What the task requires. Quote the Asc() function discussion below from "Dim TestChar = Chr(128)" to "default code page.".

Reading passage.
__________________________________________________
Could you please tell why the Asc() function returns incorrect result?

    Dim TestChar = Chr(128)
    Dim CharInt = Asc(TestChar) ' this is a mistake on Windows 7 x64. Asc(TestChar) returns 136 instead of 128

I executed this code on another computer and the result was 128.

Thanks.

+5  A: 

Your computer is using a different default code page.

The Asc function uses the system's current ANSI code page.
The Chr function simply casts the value to char. (Unless it's > 255)

SLaks
I wouldn't be so sure if this is the cause, because .NET generally always uses Unicode. Unless this is some retardation they carried over from VB6, of course. Would be another good reason for *VB.NET not to exist.*
Matti Virkkunen
@Matti: Yes, this is from VB6.
__________________________________________________
Source material.
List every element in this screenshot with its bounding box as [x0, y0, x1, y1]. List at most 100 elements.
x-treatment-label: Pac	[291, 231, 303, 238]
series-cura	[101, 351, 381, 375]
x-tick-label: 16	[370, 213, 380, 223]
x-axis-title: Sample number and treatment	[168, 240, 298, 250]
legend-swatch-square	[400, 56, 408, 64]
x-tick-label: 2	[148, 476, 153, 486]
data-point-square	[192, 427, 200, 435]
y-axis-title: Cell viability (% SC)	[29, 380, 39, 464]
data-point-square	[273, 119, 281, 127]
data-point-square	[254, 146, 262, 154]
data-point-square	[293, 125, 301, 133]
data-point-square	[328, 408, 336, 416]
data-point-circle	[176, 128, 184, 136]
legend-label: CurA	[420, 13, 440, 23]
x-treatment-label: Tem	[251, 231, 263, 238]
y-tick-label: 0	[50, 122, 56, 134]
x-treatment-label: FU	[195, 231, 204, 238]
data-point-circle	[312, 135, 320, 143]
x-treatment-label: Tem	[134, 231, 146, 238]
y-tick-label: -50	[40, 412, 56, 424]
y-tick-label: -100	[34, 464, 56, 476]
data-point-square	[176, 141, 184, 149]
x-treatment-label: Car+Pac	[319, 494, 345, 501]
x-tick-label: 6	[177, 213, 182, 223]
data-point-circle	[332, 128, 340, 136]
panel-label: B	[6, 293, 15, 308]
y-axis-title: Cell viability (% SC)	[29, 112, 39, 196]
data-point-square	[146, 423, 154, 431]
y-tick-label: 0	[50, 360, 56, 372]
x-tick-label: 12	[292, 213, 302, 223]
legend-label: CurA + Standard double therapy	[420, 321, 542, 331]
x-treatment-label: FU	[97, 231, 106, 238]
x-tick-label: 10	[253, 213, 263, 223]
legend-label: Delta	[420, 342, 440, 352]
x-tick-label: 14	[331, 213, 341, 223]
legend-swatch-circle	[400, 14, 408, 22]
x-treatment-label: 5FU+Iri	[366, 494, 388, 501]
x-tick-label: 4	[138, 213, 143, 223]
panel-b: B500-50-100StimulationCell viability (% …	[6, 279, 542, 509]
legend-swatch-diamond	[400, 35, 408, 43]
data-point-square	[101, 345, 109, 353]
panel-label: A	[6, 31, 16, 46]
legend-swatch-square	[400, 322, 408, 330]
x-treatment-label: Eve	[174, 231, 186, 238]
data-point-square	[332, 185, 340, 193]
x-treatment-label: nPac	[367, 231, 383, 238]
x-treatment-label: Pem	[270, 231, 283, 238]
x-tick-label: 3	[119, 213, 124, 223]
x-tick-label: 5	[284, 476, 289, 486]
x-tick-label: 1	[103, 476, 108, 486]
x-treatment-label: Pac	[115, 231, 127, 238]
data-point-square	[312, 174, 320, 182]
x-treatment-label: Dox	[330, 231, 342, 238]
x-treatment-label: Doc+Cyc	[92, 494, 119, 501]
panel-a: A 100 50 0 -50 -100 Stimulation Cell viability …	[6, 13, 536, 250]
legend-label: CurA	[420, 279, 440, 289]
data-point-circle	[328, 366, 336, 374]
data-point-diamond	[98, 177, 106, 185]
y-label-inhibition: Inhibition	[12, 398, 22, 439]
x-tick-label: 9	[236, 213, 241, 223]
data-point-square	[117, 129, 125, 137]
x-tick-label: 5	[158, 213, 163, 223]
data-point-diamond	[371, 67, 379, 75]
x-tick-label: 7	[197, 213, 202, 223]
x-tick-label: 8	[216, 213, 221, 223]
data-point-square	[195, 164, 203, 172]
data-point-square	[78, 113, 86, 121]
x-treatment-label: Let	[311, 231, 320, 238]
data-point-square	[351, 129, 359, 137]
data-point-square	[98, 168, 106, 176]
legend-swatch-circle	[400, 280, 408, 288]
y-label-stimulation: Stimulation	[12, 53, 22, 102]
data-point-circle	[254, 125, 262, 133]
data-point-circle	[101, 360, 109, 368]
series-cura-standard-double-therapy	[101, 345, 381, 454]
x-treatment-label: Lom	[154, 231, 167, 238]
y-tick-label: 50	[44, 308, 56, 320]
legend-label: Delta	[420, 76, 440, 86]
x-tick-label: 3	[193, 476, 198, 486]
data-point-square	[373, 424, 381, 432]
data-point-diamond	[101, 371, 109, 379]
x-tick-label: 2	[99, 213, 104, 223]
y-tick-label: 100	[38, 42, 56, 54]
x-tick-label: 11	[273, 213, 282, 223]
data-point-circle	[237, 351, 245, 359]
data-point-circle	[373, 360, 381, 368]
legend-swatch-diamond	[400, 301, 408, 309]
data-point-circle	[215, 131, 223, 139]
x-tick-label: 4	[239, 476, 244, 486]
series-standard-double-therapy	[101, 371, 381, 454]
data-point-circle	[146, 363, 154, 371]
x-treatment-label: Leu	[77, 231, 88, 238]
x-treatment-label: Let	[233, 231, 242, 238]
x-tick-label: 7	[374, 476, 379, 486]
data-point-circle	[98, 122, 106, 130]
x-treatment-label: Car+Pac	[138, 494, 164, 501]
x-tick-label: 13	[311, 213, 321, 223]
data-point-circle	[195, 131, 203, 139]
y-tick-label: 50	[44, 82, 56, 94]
__________________________________________________
Solution to this problem.
Dim TestChar = Chr(128)
    Dim CharInt = Asc(TestChar) ' this is a mistake on Windows 7 x64. Asc(TestChar) returns 136 instead of 128

I executed this code on another computer and the result was 128.

Thanks.

+5  A: 

Your computer is using a different default code page.